▸ **What to produce**
Copy out every line of each item below word for word, changing nothing.

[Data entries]

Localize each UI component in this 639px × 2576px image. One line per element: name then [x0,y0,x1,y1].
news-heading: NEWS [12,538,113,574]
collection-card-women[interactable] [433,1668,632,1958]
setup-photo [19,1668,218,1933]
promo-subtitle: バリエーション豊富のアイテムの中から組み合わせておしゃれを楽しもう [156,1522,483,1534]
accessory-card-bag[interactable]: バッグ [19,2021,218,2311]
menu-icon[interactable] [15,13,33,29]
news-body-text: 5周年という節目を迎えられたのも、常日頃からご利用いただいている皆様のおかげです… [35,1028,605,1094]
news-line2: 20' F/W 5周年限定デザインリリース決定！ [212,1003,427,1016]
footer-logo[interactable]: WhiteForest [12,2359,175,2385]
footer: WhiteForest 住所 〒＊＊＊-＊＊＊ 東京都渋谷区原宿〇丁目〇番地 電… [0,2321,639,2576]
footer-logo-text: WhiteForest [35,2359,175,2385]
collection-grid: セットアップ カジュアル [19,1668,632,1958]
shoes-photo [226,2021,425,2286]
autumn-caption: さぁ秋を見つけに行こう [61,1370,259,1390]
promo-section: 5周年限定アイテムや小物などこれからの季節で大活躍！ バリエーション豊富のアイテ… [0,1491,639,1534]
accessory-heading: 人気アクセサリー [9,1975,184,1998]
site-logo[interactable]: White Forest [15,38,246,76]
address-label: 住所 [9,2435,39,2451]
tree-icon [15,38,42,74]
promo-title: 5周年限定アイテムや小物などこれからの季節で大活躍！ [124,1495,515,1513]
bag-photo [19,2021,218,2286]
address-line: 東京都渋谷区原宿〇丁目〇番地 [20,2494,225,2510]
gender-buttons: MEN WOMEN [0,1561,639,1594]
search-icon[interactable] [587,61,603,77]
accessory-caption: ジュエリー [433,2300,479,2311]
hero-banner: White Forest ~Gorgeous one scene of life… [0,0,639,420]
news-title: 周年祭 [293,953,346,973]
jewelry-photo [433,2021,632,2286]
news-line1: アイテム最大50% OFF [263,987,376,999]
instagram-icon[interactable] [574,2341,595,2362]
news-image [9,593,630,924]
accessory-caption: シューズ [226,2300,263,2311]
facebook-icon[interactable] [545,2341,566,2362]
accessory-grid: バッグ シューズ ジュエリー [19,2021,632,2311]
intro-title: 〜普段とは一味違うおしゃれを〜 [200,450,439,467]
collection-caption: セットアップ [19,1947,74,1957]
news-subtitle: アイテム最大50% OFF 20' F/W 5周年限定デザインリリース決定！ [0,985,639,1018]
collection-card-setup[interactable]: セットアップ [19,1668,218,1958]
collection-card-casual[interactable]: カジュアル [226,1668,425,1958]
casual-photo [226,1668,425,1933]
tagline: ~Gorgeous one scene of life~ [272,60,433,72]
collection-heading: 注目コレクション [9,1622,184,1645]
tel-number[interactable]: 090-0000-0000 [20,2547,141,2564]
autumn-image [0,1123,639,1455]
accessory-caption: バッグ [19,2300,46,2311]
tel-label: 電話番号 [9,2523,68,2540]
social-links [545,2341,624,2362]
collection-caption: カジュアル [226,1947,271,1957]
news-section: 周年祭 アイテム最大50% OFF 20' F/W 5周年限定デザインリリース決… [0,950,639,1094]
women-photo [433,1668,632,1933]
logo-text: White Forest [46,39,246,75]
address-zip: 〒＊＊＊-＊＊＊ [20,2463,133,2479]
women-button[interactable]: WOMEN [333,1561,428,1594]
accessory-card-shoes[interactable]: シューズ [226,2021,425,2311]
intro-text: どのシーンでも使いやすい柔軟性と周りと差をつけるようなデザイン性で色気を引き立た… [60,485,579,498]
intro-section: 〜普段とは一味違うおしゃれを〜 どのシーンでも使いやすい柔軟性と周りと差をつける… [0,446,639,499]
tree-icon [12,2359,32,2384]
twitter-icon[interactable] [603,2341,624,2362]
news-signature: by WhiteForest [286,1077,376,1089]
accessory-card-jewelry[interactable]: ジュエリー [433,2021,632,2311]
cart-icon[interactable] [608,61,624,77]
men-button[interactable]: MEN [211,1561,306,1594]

▸ **Reply to the task**
Localize each UI component in this 639px × 2576px image. One line per element: name then [x0,y0,x1,y1].
news-heading: NEWS [12,538,113,574]
collection-card-women[interactable] [433,1668,632,1958]
setup-photo [19,1668,218,1933]
promo-subtitle: バリエーション豊富のアイテムの中から組み合わせておしゃれを楽しもう [156,1522,483,1534]
accessory-card-bag[interactable]: バッグ [19,2021,218,2311]
menu-icon[interactable] [15,13,33,29]
news-body-text: 5周年という節目を迎えられたのも、常日頃からご利用いただいている皆様のおかげです… [35,1028,605,1094]
news-line2: 20' F/W 5周年限定デザインリリース決定！ [212,1003,427,1016]
footer-logo[interactable]: WhiteForest [12,2359,175,2385]
footer: WhiteForest 住所 〒＊＊＊-＊＊＊ 東京都渋谷区原宿〇丁目〇番地 電… [0,2321,639,2576]
footer-logo-text: WhiteForest [35,2359,175,2385]
collection-grid: セットアップ カジュアル [19,1668,632,1958]
shoes-photo [226,2021,425,2286]
autumn-caption: さぁ秋を見つけに行こう [61,1370,259,1390]
promo-section: 5周年限定アイテムや小物などこれからの季節で大活躍！ バリエーション豊富のアイテ… [0,1491,639,1534]
accessory-heading: 人気アクセサリー [9,1975,184,1998]
site-logo[interactable]: White Forest [15,38,246,76]
address-label: 住所 [9,2435,39,2451]
tree-icon [15,38,42,74]
promo-title: 5周年限定アイテムや小物などこれからの季節で大活躍！ [124,1495,515,1513]
bag-photo [19,2021,218,2286]
address-line: 東京都渋谷区原宿〇丁目〇番地 [20,2494,225,2510]
gender-buttons: MEN WOMEN [0,1561,639,1594]
search-icon[interactable] [587,61,603,77]
accessory-caption: ジュエリー [433,2300,479,2311]
hero-banner: White Forest ~Gorgeous one scene of life… [0,0,639,420]
news-title: 周年祭 [293,953,346,973]
jewelry-photo [433,2021,632,2286]
news-line1: アイテム最大50% OFF [263,987,376,999]
instagram-icon[interactable] [574,2341,595,2362]
news-image [9,593,630,924]
accessory-caption: シューズ [226,2300,263,2311]
facebook-icon[interactable] [545,2341,566,2362]
accessory-grid: バッグ シューズ ジュエリー [19,2021,632,2311]
intro-title: 〜普段とは一味違うおしゃれを〜 [200,450,439,467]
collection-caption: セットアップ [19,1947,74,1957]
news-subtitle: アイテム最大50% OFF 20' F/W 5周年限定デザインリリース決定！ [0,985,639,1018]
collection-card-setup[interactable]: セットアップ [19,1668,218,1958]
collection-card-casual[interactable]: カジュアル [226,1668,425,1958]
casual-photo [226,1668,425,1933]
tagline: ~Gorgeous one scene of life~ [272,60,433,72]
collection-heading: 注目コレクション [9,1622,184,1645]
tel-number[interactable]: 090-0000-0000 [20,2547,141,2564]
autumn-image [0,1123,639,1455]
accessory-caption: バッグ [19,2300,46,2311]
tel-label: 電話番号 [9,2523,68,2540]
social-links [545,2341,624,2362]
collection-caption: カジュアル [226,1947,271,1957]
news-section: 周年祭 アイテム最大50% OFF 20' F/W 5周年限定デザインリリース決… [0,950,639,1094]
women-photo [433,1668,632,1933]
logo-text: White Forest [46,39,246,75]
address-zip: 〒＊＊＊-＊＊＊ [20,2463,133,2479]
women-button[interactable]: WOMEN [333,1561,428,1594]
accessory-card-shoes[interactable]: シューズ [226,2021,425,2311]
intro-text: どのシーンでも使いやすい柔軟性と周りと差をつけるようなデザイン性で色気を引き立た… [60,485,579,498]
intro-section: 〜普段とは一味違うおしゃれを〜 どのシーンでも使いやすい柔軟性と周りと差をつける… [0,446,639,499]
tree-icon [12,2359,32,2384]
twitter-icon[interactable] [603,2341,624,2362]
news-signature: by WhiteForest [286,1077,376,1089]
accessory-card-jewelry[interactable]: ジュエリー [433,2021,632,2311]
cart-icon[interactable] [608,61,624,77]
men-button[interactable]: MEN [211,1561,306,1594]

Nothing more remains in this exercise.